• _Exercise details_
Look for the string "temperature" in every line, and copy each line that has it.

___ Data supplied ___

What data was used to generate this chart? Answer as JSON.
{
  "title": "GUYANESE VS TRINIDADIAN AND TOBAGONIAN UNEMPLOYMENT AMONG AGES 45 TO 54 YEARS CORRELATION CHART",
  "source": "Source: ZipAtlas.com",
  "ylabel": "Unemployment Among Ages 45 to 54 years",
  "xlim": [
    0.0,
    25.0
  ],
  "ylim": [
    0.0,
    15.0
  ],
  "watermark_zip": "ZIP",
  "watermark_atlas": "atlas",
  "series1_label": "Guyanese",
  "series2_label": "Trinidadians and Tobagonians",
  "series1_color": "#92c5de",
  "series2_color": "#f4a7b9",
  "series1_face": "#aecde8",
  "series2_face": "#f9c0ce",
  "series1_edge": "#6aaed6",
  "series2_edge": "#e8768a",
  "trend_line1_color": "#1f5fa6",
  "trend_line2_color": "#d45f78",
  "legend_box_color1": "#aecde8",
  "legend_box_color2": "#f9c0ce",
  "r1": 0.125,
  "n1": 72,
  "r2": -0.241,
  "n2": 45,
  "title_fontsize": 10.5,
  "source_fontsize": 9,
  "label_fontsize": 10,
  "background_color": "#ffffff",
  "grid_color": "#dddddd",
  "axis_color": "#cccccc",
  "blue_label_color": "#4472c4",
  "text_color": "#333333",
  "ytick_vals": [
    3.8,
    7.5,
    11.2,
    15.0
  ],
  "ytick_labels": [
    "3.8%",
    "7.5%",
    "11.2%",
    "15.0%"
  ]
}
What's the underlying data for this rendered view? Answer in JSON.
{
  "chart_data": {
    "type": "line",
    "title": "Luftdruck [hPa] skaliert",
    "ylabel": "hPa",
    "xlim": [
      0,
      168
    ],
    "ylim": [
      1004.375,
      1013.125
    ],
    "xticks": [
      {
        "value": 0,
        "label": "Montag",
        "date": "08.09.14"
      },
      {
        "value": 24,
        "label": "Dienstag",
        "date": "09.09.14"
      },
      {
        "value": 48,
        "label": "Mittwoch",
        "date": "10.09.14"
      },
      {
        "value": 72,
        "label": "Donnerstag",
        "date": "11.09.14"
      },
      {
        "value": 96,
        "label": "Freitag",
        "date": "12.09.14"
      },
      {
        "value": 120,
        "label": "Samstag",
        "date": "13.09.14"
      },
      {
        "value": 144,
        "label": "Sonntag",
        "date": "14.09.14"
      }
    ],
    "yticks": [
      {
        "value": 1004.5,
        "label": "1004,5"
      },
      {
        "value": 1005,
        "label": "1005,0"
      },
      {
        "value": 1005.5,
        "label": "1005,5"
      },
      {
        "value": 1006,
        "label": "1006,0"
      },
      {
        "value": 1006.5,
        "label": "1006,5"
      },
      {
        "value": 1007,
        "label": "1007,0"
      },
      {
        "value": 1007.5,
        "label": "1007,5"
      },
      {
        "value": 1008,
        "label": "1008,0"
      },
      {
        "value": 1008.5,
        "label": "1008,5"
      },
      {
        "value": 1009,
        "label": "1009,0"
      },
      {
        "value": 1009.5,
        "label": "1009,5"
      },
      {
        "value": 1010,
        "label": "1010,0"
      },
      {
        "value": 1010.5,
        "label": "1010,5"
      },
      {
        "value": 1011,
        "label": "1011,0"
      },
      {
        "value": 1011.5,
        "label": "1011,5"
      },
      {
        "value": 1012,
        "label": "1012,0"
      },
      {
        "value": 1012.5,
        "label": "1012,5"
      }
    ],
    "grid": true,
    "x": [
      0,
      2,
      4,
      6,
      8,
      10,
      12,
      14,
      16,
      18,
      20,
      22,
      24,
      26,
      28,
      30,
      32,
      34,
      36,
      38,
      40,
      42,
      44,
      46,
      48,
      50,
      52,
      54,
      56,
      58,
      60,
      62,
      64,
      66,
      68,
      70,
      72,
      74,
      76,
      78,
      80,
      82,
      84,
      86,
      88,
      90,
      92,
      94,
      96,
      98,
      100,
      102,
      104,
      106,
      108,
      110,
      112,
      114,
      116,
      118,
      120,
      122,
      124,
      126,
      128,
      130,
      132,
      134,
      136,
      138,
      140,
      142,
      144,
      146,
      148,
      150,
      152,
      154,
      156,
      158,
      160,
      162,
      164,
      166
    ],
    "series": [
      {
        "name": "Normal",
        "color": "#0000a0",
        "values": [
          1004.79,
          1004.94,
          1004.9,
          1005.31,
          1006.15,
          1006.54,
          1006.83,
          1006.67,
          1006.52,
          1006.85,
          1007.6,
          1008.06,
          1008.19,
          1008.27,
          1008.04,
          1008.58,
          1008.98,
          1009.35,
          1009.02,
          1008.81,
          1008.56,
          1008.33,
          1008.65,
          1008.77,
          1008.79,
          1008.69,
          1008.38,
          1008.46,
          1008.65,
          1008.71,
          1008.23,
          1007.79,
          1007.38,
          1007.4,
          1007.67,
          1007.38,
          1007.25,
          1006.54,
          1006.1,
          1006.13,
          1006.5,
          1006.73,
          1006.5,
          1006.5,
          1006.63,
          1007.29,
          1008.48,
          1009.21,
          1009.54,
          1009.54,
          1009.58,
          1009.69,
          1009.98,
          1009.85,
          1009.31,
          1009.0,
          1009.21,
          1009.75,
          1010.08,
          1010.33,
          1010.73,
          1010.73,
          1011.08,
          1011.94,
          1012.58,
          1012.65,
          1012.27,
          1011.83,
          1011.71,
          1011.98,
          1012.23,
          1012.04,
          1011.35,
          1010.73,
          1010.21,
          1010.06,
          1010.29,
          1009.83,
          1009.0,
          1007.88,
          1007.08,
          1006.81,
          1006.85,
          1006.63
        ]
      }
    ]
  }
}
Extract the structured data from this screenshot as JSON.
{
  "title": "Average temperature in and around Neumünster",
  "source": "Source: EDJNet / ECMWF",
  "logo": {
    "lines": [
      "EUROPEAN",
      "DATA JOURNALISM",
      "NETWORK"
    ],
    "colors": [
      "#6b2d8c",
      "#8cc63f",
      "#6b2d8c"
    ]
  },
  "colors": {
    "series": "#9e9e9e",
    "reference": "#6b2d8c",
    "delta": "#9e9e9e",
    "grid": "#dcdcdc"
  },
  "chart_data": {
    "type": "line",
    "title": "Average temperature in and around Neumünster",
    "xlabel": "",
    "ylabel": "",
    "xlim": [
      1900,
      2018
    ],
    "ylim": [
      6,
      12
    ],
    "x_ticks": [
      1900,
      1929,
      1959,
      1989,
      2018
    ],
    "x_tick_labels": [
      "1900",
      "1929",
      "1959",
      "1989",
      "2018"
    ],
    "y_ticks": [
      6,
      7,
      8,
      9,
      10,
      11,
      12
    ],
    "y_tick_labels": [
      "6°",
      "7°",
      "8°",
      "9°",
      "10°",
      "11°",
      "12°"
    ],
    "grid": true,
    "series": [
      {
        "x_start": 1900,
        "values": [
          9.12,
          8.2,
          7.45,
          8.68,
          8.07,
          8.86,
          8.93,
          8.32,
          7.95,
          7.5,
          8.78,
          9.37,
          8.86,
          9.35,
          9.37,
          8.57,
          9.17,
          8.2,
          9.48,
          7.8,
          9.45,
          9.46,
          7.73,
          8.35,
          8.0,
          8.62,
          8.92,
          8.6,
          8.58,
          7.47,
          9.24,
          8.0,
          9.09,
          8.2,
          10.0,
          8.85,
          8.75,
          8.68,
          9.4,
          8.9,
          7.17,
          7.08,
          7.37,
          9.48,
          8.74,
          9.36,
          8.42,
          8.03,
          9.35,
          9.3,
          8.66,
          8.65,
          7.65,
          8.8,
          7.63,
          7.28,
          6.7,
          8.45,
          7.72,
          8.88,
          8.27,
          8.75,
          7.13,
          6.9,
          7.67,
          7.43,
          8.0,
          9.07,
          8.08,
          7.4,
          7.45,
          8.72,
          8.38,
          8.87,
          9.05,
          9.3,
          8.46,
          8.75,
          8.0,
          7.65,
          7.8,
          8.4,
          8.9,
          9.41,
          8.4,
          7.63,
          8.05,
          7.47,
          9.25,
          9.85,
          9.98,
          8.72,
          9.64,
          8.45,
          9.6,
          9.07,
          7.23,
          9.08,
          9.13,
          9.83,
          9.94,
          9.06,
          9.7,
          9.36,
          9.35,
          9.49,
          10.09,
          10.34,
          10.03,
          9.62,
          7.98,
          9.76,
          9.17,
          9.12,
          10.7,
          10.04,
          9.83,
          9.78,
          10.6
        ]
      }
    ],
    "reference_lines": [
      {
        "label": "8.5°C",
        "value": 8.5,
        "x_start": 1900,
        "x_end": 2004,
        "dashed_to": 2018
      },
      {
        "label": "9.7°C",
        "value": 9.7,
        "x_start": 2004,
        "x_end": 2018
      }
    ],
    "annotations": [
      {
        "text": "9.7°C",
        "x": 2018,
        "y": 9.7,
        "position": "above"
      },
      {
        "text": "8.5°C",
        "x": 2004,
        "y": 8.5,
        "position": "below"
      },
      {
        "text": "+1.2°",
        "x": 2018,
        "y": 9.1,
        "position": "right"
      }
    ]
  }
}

___

• _Response to this exercise_
  "title": "Average temperature in and around Neumünster",
    "title": "Average temperature in and around Neumünster",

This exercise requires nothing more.